## START
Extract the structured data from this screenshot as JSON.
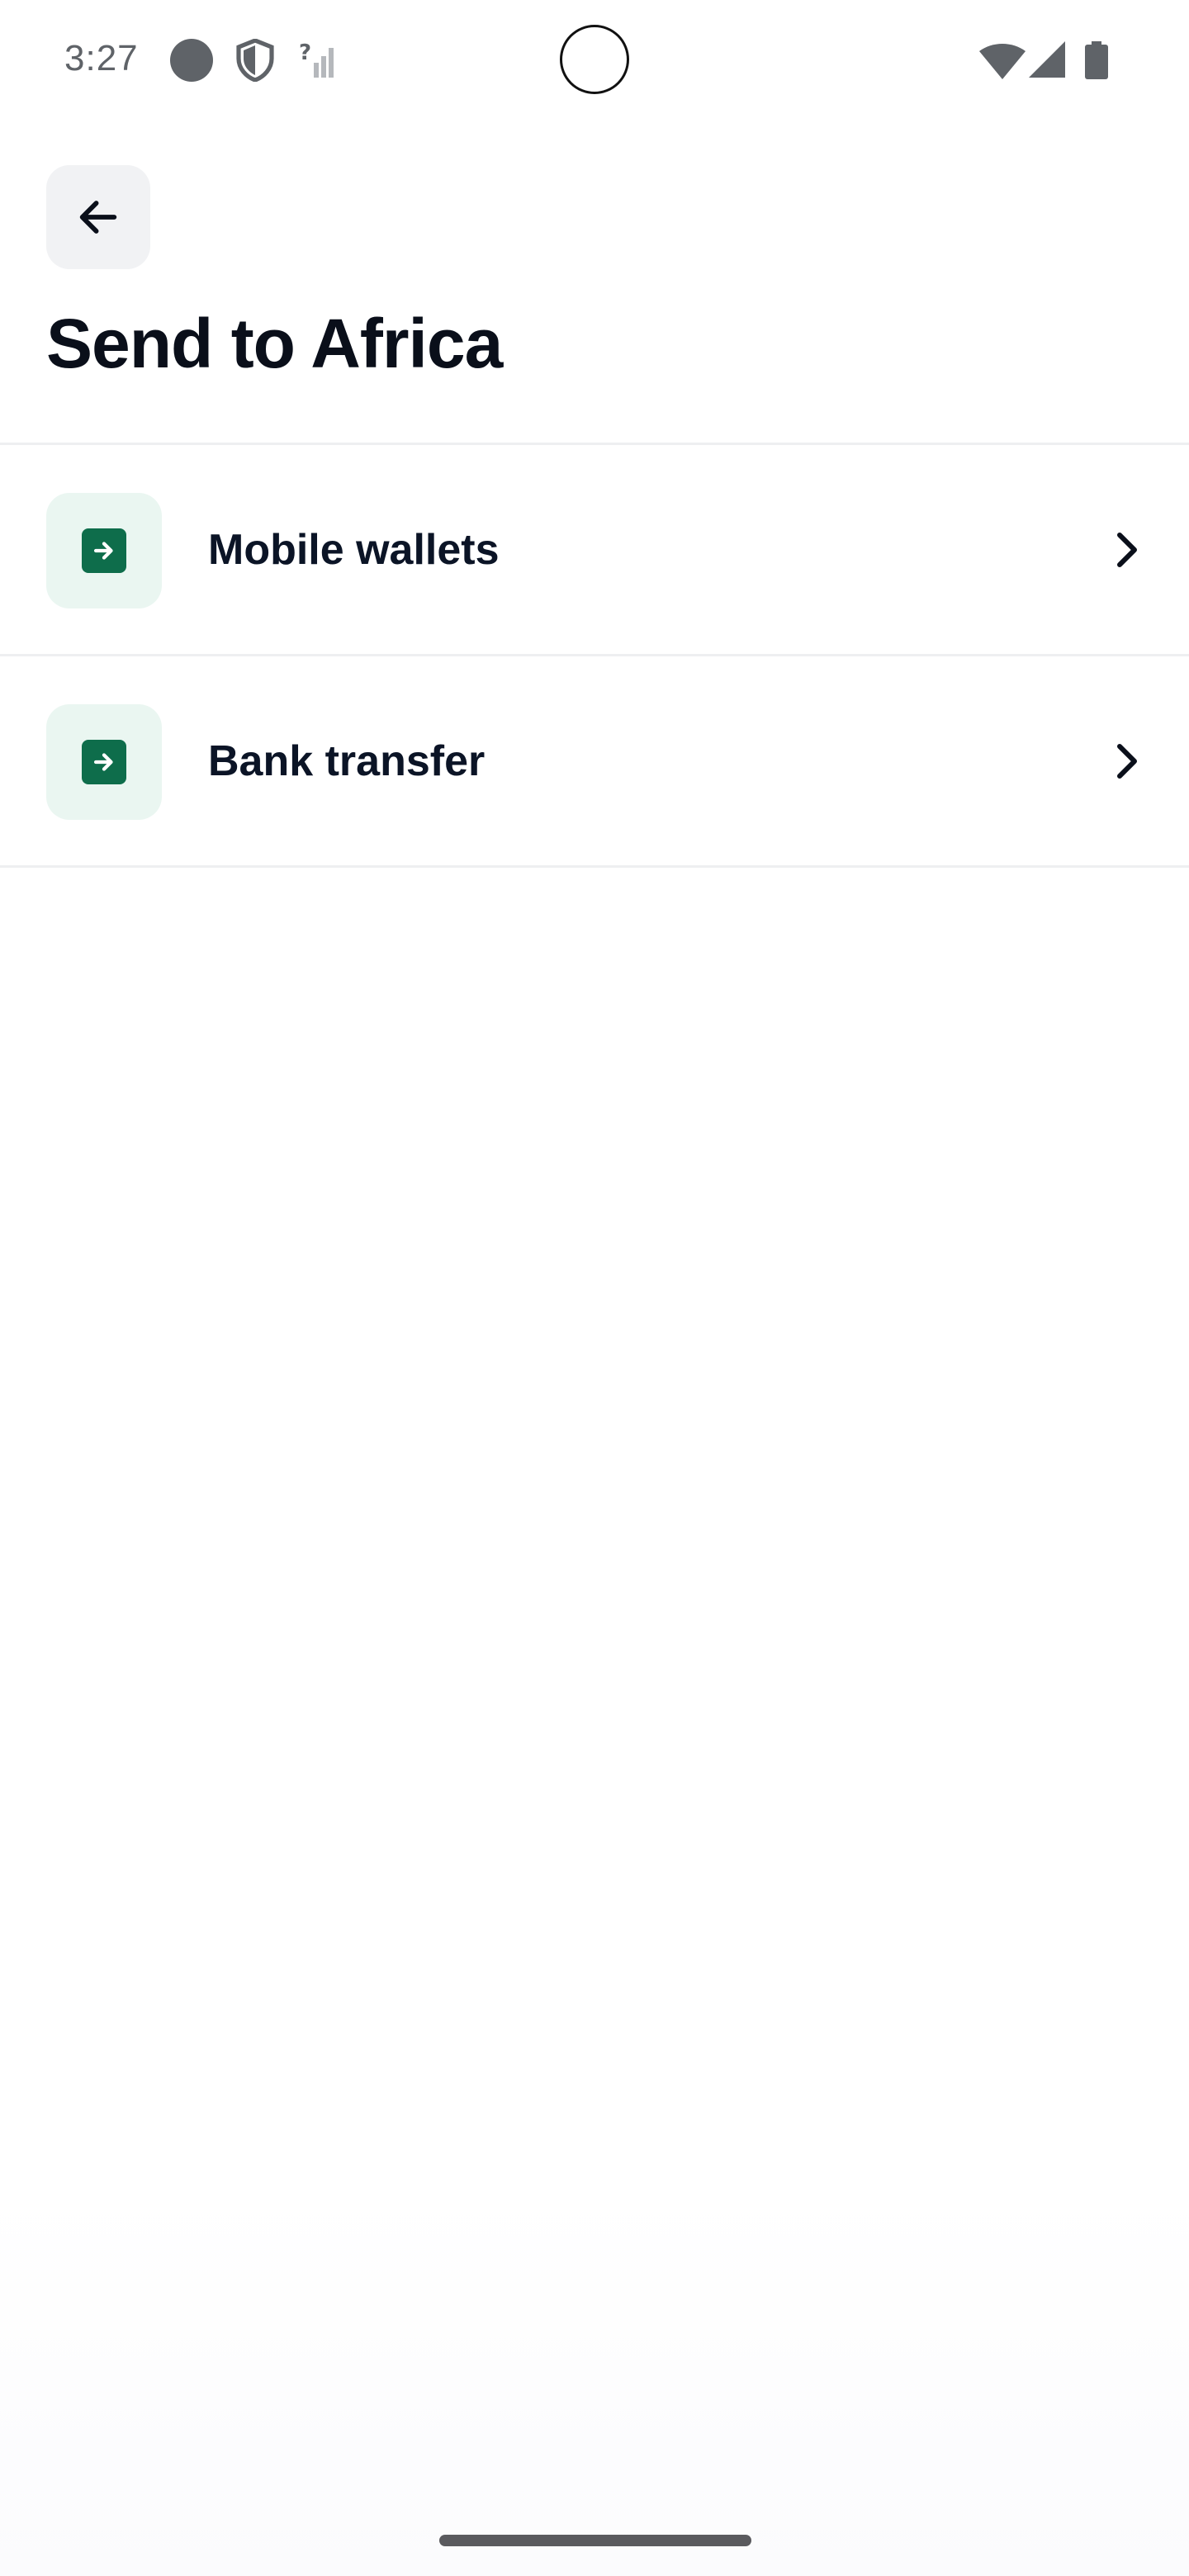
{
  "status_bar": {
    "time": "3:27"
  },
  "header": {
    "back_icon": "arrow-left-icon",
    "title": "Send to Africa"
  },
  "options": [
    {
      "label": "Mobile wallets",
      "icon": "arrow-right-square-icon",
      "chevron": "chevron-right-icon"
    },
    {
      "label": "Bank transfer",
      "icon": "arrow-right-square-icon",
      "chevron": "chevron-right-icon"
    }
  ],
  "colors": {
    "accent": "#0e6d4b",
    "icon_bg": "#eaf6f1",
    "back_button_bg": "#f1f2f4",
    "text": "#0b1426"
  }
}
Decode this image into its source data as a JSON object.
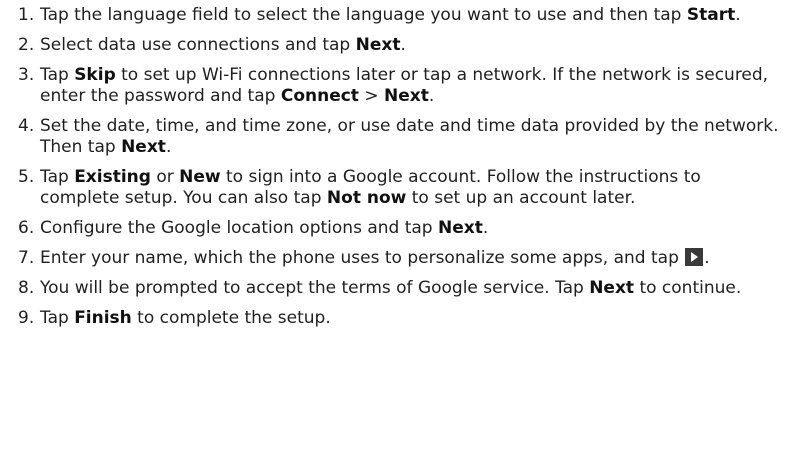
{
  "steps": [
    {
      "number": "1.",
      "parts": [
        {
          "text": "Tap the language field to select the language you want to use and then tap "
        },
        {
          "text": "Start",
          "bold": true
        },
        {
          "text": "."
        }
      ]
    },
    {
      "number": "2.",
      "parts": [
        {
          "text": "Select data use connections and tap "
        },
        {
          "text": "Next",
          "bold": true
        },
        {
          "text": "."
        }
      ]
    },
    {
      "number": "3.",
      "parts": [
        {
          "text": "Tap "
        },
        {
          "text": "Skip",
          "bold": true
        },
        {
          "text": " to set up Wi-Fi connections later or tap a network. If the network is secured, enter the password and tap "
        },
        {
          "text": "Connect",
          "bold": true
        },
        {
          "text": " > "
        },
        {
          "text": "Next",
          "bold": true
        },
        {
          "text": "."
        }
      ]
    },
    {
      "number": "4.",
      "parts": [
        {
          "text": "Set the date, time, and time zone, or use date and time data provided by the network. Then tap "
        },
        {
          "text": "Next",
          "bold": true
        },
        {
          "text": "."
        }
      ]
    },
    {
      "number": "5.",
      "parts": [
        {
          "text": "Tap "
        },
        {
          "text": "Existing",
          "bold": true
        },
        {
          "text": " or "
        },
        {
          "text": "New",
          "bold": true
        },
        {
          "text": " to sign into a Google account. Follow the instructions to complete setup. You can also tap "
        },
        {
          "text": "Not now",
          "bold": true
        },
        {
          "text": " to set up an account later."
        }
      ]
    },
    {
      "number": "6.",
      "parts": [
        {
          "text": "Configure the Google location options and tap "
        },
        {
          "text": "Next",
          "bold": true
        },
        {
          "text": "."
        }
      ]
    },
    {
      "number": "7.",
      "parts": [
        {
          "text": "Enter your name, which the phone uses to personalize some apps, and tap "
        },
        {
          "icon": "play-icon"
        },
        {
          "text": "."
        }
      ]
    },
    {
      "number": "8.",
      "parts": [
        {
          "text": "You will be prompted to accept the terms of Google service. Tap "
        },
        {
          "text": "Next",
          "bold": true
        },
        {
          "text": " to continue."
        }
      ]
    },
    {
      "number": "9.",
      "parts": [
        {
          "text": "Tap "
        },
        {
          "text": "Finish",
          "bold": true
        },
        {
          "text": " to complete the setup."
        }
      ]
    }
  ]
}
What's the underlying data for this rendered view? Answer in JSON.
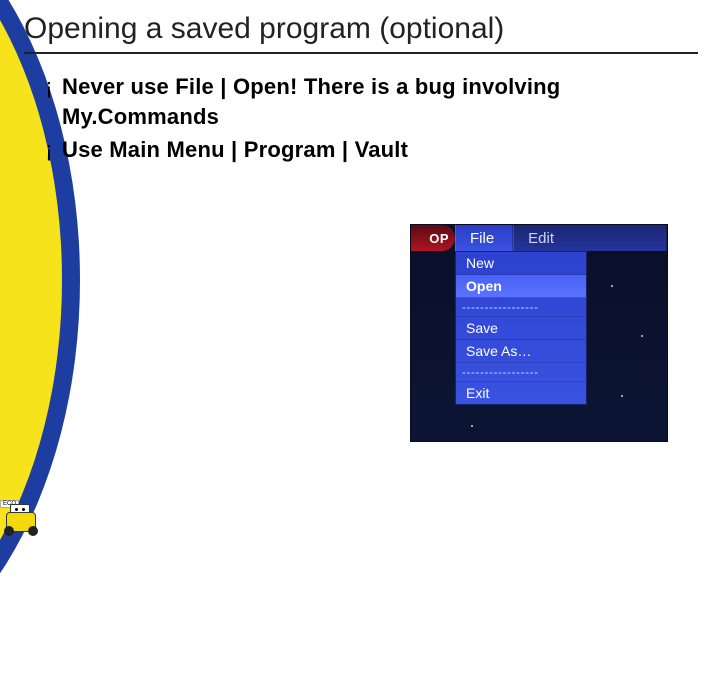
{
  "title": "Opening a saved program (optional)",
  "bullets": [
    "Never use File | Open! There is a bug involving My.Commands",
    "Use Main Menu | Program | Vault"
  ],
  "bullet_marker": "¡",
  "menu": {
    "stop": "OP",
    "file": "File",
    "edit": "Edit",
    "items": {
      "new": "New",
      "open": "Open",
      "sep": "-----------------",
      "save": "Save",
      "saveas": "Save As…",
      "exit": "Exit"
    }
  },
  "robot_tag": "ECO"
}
## END
Exercise aim:
Retype every entry verbatim and exclude the pictures from the copy.

The solution:
Extract the structured data from this screenshot as JSON.
{
  "status_bar": {
    "time": "3:27"
  },
  "header": {
    "back_icon": "arrow-left-icon",
    "title": "Send to Africa"
  },
  "options": [
    {
      "label": "Mobile wallets",
      "icon": "arrow-right-square-icon",
      "chevron": "chevron-right-icon"
    },
    {
      "label": "Bank transfer",
      "icon": "arrow-right-square-icon",
      "chevron": "chevron-right-icon"
    }
  ],
  "colors": {
    "accent": "#0e6d4b",
    "icon_bg": "#eaf6f1",
    "back_button_bg": "#f1f2f4",
    "text": "#0b1426"
  }
}
Decode this image into its source data as a JSON object.
{
  "steps": [
    {
      "number": "1.",
      "parts": [
        {
          "text": "Tap the language field to select the language you want to use and then tap "
        },
        {
          "text": "Start",
          "bold": true
        },
        {
          "text": "."
        }
      ]
    },
    {
      "number": "2.",
      "parts": [
        {
          "text": "Select data use connections and tap "
        },
        {
          "text": "Next",
          "bold": true
        },
        {
          "text": "."
        }
      ]
    },
    {
      "number": "3.",
      "parts": [
        {
          "text": "Tap "
        },
        {
          "text": "Skip",
          "bold": true
        },
        {
          "text": " to set up Wi-Fi connections later or tap a network. If the network is secured, enter the password and tap "
        },
        {
          "text": "Connect",
          "bold": true
        },
        {
          "text": " > "
        },
        {
          "text": "Next",
          "bold": true
        },
        {
          "text": "."
        }
      ]
    },
    {
      "number": "4.",
      "parts": [
        {
          "text": "Set the date, time, and time zone, or use date and time data provided by the network. Then tap "
        },
        {
          "text": "Next",
          "bold": true
        },
        {
          "text": "."
        }
      ]
    },
    {
      "number": "5.",
      "parts": [
        {
          "text": "Tap "
        },
        {
          "text": "Existing",
          "bold": true
        },
        {
          "text": " or "
        },
        {
          "text": "New",
          "bold": true
        },
        {
          "text": " to sign into a Google account. Follow the instructions to complete setup. You can also tap "
        },
        {
          "text": "Not now",
          "bold": true
        },
        {
          "text": " to set up an account later."
        }
      ]
    },
    {
      "number": "6.",
      "parts": [
        {
          "text": "Configure the Google location options and tap "
        },
        {
          "text": "Next",
          "bold": true
        },
        {
          "text": "."
        }
      ]
    },
    {
      "number": "7.",
      "parts": [
        {
          "text": "Enter your name, which the phone uses to personalize some apps, and tap "
        },
        {
          "icon": "play-icon"
        },
        {
          "text": "."
        }
      ]
    },
    {
      "number": "8.",
      "parts": [
        {
          "text": "You will be prompted to accept the terms of Google service. Tap "
        },
        {
          "text": "Next",
          "bold": true
        },
        {
          "text": " to continue."
        }
      ]
    },
    {
      "number": "9.",
      "parts": [
        {
          "text": "Tap "
        },
        {
          "text": "Finish",
          "bold": true
        },
        {
          "text": " to complete the setup."
        }
      ]
    }
  ]
}
What's the underlying data for this rendered view? Answer in JSON.
{
  "title": "Opening a saved program (optional)",
  "bullets": [
    "Never use File | Open! There is a bug involving My.Commands",
    "Use Main Menu | Program | Vault"
  ],
  "bullet_marker": "¡",
  "menu": {
    "stop": "OP",
    "file": "File",
    "edit": "Edit",
    "items": {
      "new": "New",
      "open": "Open",
      "sep": "-----------------",
      "save": "Save",
      "saveas": "Save As…",
      "exit": "Exit"
    }
  },
  "robot_tag": "ECO"
}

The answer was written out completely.